▸ **Short exercise**
Select the lines that hold the word "surut" and copy each one.

▸ **Records provided**
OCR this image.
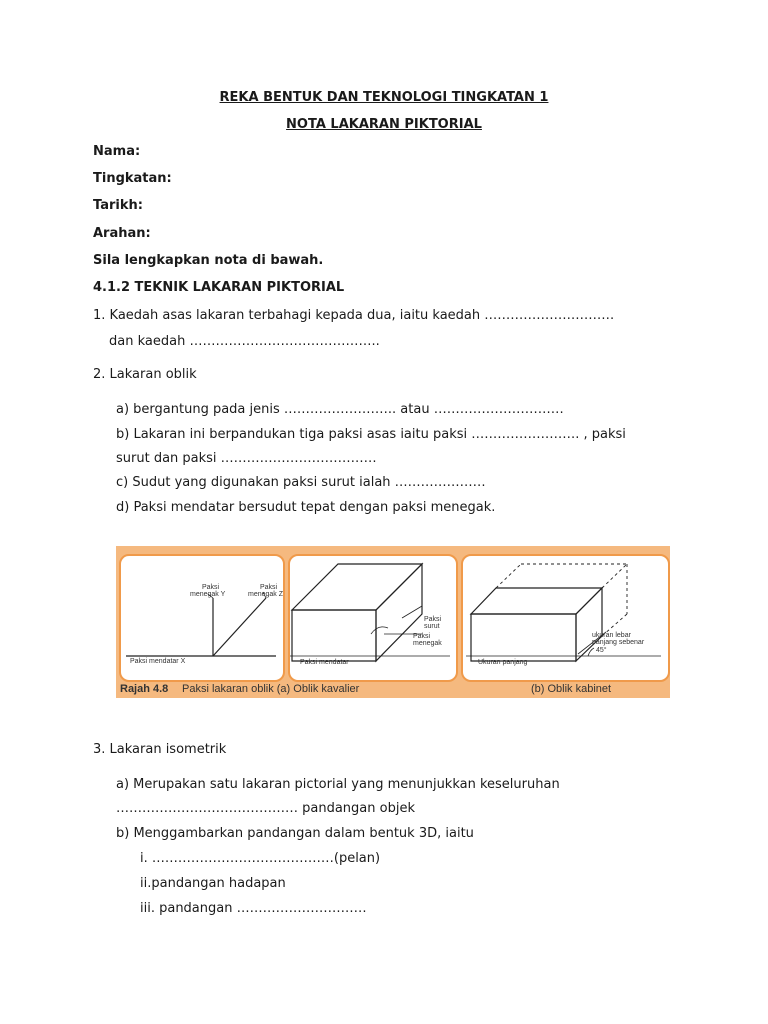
REKA BENTUK DAN TEKNOLOGI TINGKATAN 1
NOTA LAKARAN PIKTORIAL
Nama:
Tingkatan:
Tarikh:
Arahan:
Sila lengkapkan nota di bawah.
4.1.2 TEKNIK LAKARAN PIKTORIAL
1. Kaedah asas lakaran terbahagi kepada dua, iaitu kaedah …………………………
dan kaedah ……………………………………..
2. Lakaran oblik
a) bergantung pada jenis …………………….. atau …………………………
b) Lakaran ini berpandukan tiga paksi asas iaitu paksi ……………………. , paksi
surut dan paksi ………………………………
c) Sudut yang digunakan paksi surut ialah …………………
d) Paksi mendatar bersudut tepat dengan paksi menegak.
Paksi
menegak Y
Paksi
menegak Z
Paksi mendatar X	Paksi mendatar
Paksi
surut
Paksi
menegak
Ukuran panjang
ukuran lebar
panjang sebenar
45°
Rajah 4.8 Paksi lakaran oblik (a) Oblik kavalier	(b) Oblik kabinet
3. Lakaran isometrik
a) Merupakan satu lakaran pictorial yang menunjukkan keseluruhan
…………………………………… pandangan objek
b) Menggambarkan pandangan dalam bentuk 3D, iaitu
i. ……………………………………(pelan)
ii.pandangan hadapan
iii. pandangan …………………………
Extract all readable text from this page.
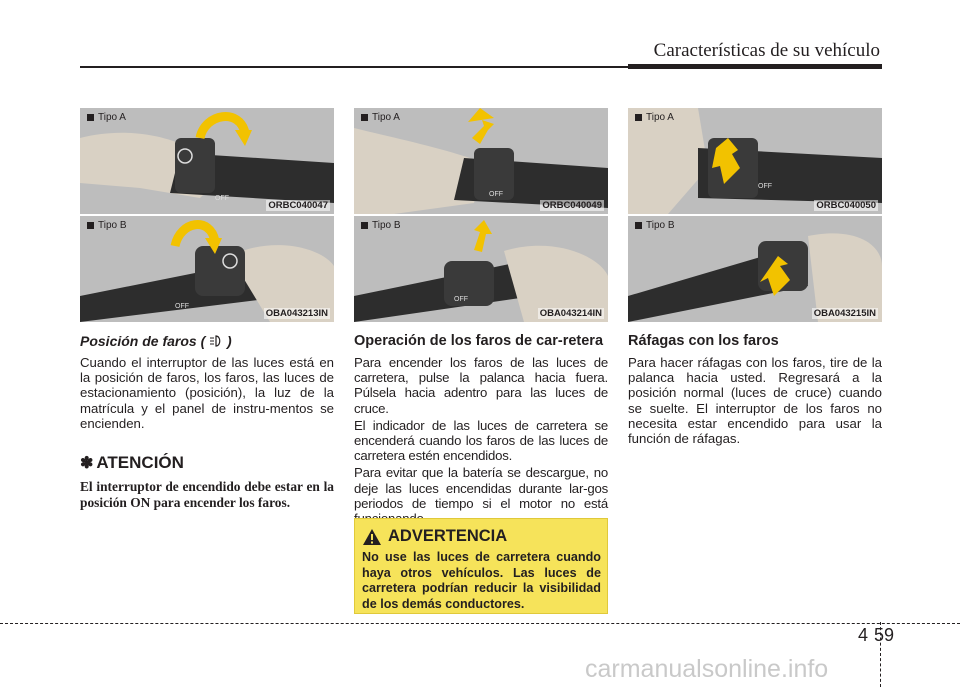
Características de su vehículo
OFF
Tipo A
ORBC040047
OFF
Tipo B
OBA043213IN
Posición de faros ( )
Cuando el interruptor de las luces está en la posición de faros, los faros, las luces de estacionamiento (posición), la luz de la matrícula y el panel de instru-mentos se encienden.
✽ ATENCIÓN
El interruptor de encendido debe estar en la posición ON para encender los faros.
OFF
Tipo A
ORBC040049
OFF
Tipo B
OBA043214IN
Operación de los faros de car-retera
Para encender los faros de las luces de carretera, pulse la palanca hacia fuera. Púlsela hacia adentro para las luces de cruce.
El indicador de las luces de carretera se encenderá cuando los faros de las luces de carretera estén encendidos.
Para evitar que la batería se descargue, no deje las luces encendidas durante lar-gos periodos de tiempo si el motor no está
OFF
Tipo A
ORBC040050
Tipo B
OBA043215IN
Ráfagas con los faros
Para hacer ráfagas con los faros, tire de la palanca hacia usted. Regresará a la posición normal (luces de cruce) cuando se suelte. El interruptor de los faros no necesita estar encendido para usar la función de ráfagas.
ADVERTENCIA
No use las luces de carretera cuando haya otros vehículos. Las luces de carretera podrían reducir la visibilidad de los demás conductores.
4 59
carmanualsonline.info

▸ **Final answer**
surut dan paksi ………………………………
c) Sudut yang digunakan paksi surut ialah …………………
surut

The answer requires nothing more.